#### GIVEN REQUEST:
Every entry needs to be reproduced exactly.

#####

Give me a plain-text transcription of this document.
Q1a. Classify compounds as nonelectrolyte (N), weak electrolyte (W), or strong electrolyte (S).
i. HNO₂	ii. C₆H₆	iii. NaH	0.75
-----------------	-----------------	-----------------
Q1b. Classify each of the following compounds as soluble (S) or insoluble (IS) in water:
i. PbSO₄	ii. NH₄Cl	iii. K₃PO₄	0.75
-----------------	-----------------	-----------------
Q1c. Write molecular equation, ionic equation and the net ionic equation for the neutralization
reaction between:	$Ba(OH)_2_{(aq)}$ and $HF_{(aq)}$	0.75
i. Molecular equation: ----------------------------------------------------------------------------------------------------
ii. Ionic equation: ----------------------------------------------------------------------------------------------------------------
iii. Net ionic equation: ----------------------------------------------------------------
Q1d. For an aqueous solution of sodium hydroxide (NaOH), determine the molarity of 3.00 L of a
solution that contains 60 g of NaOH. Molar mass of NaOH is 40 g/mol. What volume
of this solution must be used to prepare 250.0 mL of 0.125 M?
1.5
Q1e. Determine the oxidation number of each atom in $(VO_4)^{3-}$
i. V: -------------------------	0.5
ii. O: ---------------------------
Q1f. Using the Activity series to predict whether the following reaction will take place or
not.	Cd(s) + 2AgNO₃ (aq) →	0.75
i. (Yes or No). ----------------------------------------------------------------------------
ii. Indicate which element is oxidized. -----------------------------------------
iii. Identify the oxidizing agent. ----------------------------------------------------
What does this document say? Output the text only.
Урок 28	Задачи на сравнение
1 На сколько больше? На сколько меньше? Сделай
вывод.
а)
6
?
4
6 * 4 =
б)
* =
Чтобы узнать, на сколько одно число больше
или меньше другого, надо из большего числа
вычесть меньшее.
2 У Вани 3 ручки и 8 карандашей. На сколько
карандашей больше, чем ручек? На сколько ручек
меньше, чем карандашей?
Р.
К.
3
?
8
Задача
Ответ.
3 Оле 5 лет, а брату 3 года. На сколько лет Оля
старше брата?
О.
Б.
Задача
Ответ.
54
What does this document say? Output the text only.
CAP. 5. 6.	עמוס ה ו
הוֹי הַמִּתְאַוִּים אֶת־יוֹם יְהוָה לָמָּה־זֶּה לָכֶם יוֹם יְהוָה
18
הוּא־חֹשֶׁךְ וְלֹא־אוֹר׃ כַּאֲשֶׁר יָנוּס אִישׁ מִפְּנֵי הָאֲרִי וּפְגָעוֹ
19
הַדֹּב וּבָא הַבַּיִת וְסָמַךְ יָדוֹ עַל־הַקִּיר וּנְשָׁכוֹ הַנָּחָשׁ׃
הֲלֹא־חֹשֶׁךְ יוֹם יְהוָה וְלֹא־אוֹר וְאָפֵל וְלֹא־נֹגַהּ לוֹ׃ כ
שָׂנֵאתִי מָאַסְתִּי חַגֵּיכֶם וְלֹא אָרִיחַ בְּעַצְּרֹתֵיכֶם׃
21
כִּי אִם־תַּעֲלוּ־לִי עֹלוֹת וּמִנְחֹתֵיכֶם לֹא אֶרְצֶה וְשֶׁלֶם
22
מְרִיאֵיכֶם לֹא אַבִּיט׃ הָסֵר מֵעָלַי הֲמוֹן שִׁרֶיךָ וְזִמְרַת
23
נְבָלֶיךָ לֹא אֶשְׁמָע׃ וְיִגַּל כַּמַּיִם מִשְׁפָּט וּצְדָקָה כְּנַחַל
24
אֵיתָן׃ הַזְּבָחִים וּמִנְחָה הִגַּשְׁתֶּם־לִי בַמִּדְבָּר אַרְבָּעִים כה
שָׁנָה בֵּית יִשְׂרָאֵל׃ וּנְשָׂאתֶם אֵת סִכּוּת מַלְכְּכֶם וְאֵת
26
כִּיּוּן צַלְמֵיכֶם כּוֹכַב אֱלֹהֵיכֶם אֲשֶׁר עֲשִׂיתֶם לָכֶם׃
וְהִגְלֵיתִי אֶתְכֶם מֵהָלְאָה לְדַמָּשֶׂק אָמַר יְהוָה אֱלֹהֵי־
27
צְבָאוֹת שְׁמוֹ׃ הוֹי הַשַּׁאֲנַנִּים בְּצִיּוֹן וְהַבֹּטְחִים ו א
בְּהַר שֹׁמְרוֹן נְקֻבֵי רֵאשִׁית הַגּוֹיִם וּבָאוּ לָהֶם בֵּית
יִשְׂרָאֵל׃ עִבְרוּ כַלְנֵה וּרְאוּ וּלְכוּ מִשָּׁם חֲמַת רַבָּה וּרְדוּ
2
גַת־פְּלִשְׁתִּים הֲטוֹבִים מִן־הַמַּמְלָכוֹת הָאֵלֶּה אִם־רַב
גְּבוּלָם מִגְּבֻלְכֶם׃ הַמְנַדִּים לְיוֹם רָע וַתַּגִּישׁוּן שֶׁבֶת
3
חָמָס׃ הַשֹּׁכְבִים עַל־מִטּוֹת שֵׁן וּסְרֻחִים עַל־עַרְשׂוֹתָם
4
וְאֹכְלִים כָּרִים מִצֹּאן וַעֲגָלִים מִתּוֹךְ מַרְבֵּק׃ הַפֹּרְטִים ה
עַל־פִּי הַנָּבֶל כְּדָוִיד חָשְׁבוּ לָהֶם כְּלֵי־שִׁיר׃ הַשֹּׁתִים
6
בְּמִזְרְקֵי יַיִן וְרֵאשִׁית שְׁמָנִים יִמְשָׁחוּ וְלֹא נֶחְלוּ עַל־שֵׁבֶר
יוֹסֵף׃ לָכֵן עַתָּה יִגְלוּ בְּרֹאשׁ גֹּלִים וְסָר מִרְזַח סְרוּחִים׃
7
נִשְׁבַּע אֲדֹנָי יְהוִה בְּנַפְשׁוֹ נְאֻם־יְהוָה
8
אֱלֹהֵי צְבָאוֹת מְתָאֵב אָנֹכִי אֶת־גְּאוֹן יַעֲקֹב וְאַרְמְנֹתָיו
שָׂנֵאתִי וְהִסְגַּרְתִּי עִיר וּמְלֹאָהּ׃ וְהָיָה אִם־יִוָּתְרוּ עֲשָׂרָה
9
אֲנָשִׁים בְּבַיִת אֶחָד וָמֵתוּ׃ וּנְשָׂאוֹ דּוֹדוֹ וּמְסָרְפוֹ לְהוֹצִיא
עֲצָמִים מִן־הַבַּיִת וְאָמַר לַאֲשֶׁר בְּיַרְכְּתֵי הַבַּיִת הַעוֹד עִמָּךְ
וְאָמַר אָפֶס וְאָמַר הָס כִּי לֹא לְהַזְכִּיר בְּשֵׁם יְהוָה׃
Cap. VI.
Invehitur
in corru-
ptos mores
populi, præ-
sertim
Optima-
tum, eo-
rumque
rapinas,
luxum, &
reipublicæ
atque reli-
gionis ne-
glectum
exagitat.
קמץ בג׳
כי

#####

#### RESPONSE TO THIS TASK:
Give me a plain-text transcription of this document.
Q1a. Classify compounds as nonelectrolyte (N), weak electrolyte (W), or strong electrolyte (S).
i. HNO₂	ii. C₆H₆	iii. NaH	0.75
-----------------	-----------------	-----------------
Q1b. Classify each of the following compounds as soluble (S) or insoluble (IS) in water:
i. PbSO₄	ii. NH₄Cl	iii. K₃PO₄	0.75
-----------------	-----------------	-----------------
Q1c. Write molecular equation, ionic equation and the net ionic equation for the neutralization
reaction between:	$Ba(OH)_2_{(aq)}$ and $HF_{(aq)}$	0.75
i. Molecular equation: ----------------------------------------------------------------------------------------------------
ii. Ionic equation: ----------------------------------------------------------------------------------------------------------------
iii. Net ionic equation: ----------------------------------------------------------------
Q1d. For an aqueous solution of sodium hydroxide (NaOH), determine the molarity of 3.00 L of a
solution that contains 60 g of NaOH. Molar mass of NaOH is 40 g/mol. What volume
of this solution must be used to prepare 250.0 mL of 0.125 M?
1.5
Q1e. Determine the oxidation number of each atom in $(VO_4)^{3-}$
i. V: -------------------------	0.5
ii. O: ---------------------------
Q1f. Using the Activity series to predict whether the following reaction will take place or
not.	Cd(s) + 2AgNO₃ (aq) →	0.75
i. (Yes or No). ----------------------------------------------------------------------------
ii. Indicate which element is oxidized. -----------------------------------------
iii. Identify the oxidizing agent. ----------------------------------------------------
What does this document say? Output the text only.
Урок 28	Задачи на сравнение
1 На сколько больше? На сколько меньше? Сделай
вывод.
а)
6
?
4
6 * 4 =
б)
* =
Чтобы узнать, на сколько одно число больше
или меньше другого, надо из большего числа
вычесть меньшее.
2 У Вани 3 ручки и 8 карандашей. На сколько
карандашей больше, чем ручек? На сколько ручек
меньше, чем карандашей?
Р.
К.
3
?
8
Задача
Ответ.
3 Оле 5 лет, а брату 3 года. На сколько лет Оля
старше брата?
О.
Б.
Задача
Ответ.
54
What does this document say? Output the text only.
CAP. 5. 6.	עמוס ה ו
הוֹי הַמִּתְאַוִּים אֶת־יוֹם יְהוָה לָמָּה־זֶּה לָכֶם יוֹם יְהוָה
18
הוּא־חֹשֶׁךְ וְלֹא־אוֹר׃ כַּאֲשֶׁר יָנוּס אִישׁ מִפְּנֵי הָאֲרִי וּפְגָעוֹ
19
הַדֹּב וּבָא הַבַּיִת וְסָמַךְ יָדוֹ עַל־הַקִּיר וּנְשָׁכוֹ הַנָּחָשׁ׃
הֲלֹא־חֹשֶׁךְ יוֹם יְהוָה וְלֹא־אוֹר וְאָפֵל וְלֹא־נֹגַהּ לוֹ׃ כ
שָׂנֵאתִי מָאַסְתִּי חַגֵּיכֶם וְלֹא אָרִיחַ בְּעַצְּרֹתֵיכֶם׃
21
כִּי אִם־תַּעֲלוּ־לִי עֹלוֹת וּמִנְחֹתֵיכֶם לֹא אֶרְצֶה וְשֶׁלֶם
22
מְרִיאֵיכֶם לֹא אַבִּיט׃ הָסֵר מֵעָלַי הֲמוֹן שִׁרֶיךָ וְזִמְרַת
23
נְבָלֶיךָ לֹא אֶשְׁמָע׃ וְיִגַּל כַּמַּיִם מִשְׁפָּט וּצְדָקָה כְּנַחַל
24
אֵיתָן׃ הַזְּבָחִים וּמִנְחָה הִגַּשְׁתֶּם־לִי בַמִּדְבָּר אַרְבָּעִים כה
שָׁנָה בֵּית יִשְׂרָאֵל׃ וּנְשָׂאתֶם אֵת סִכּוּת מַלְכְּכֶם וְאֵת
26
כִּיּוּן צַלְמֵיכֶם כּוֹכַב אֱלֹהֵיכֶם אֲשֶׁר עֲשִׂיתֶם לָכֶם׃
וְהִגְלֵיתִי אֶתְכֶם מֵהָלְאָה לְדַמָּשֶׂק אָמַר יְהוָה אֱלֹהֵי־
27
צְבָאוֹת שְׁמוֹ׃ הוֹי הַשַּׁאֲנַנִּים בְּצִיּוֹן וְהַבֹּטְחִים ו א
בְּהַר שֹׁמְרוֹן נְקֻבֵי רֵאשִׁית הַגּוֹיִם וּבָאוּ לָהֶם בֵּית
יִשְׂרָאֵל׃ עִבְרוּ כַלְנֵה וּרְאוּ וּלְכוּ מִשָּׁם חֲמַת רַבָּה וּרְדוּ
2
גַת־פְּלִשְׁתִּים הֲטוֹבִים מִן־הַמַּמְלָכוֹת הָאֵלֶּה אִם־רַב
גְּבוּלָם מִגְּבֻלְכֶם׃ הַמְנַדִּים לְיוֹם רָע וַתַּגִּישׁוּן שֶׁבֶת
3
חָמָס׃ הַשֹּׁכְבִים עַל־מִטּוֹת שֵׁן וּסְרֻחִים עַל־עַרְשׂוֹתָם
4
וְאֹכְלִים כָּרִים מִצֹּאן וַעֲגָלִים מִתּוֹךְ מַרְבֵּק׃ הַפֹּרְטִים ה
עַל־פִּי הַנָּבֶל כְּדָוִיד חָשְׁבוּ לָהֶם כְּלֵי־שִׁיר׃ הַשֹּׁתִים
6
בְּמִזְרְקֵי יַיִן וְרֵאשִׁית שְׁמָנִים יִמְשָׁחוּ וְלֹא נֶחְלוּ עַל־שֵׁבֶר
יוֹסֵף׃ לָכֵן עַתָּה יִגְלוּ בְּרֹאשׁ גֹּלִים וְסָר מִרְזַח סְרוּחִים׃
7
נִשְׁבַּע אֲדֹנָי יְהוִה בְּנַפְשׁוֹ נְאֻם־יְהוָה
8
אֱלֹהֵי צְבָאוֹת מְתָאֵב אָנֹכִי אֶת־גְּאוֹן יַעֲקֹב וְאַרְמְנֹתָיו
שָׂנֵאתִי וְהִסְגַּרְתִּי עִיר וּמְלֹאָהּ׃ וְהָיָה אִם־יִוָּתְרוּ עֲשָׂרָה
9
אֲנָשִׁים בְּבַיִת אֶחָד וָמֵתוּ׃ וּנְשָׂאוֹ דּוֹדוֹ וּמְסָרְפוֹ לְהוֹצִיא
עֲצָמִים מִן־הַבַּיִת וְאָמַר לַאֲשֶׁר בְּיַרְכְּתֵי הַבַּיִת הַעוֹד עִמָּךְ
וְאָמַר אָפֶס וְאָמַר הָס כִּי לֹא לְהַזְכִּיר בְּשֵׁם יְהוָה׃
Cap. VI.
Invehitur
in corru-
ptos mores
populi, præ-
sertim
Optima-
tum, eo-
rumque
rapinas,
luxum, &
reipublicæ
atque reli-
gionis ne-
glectum
exagitat.
קמץ בג׳
כי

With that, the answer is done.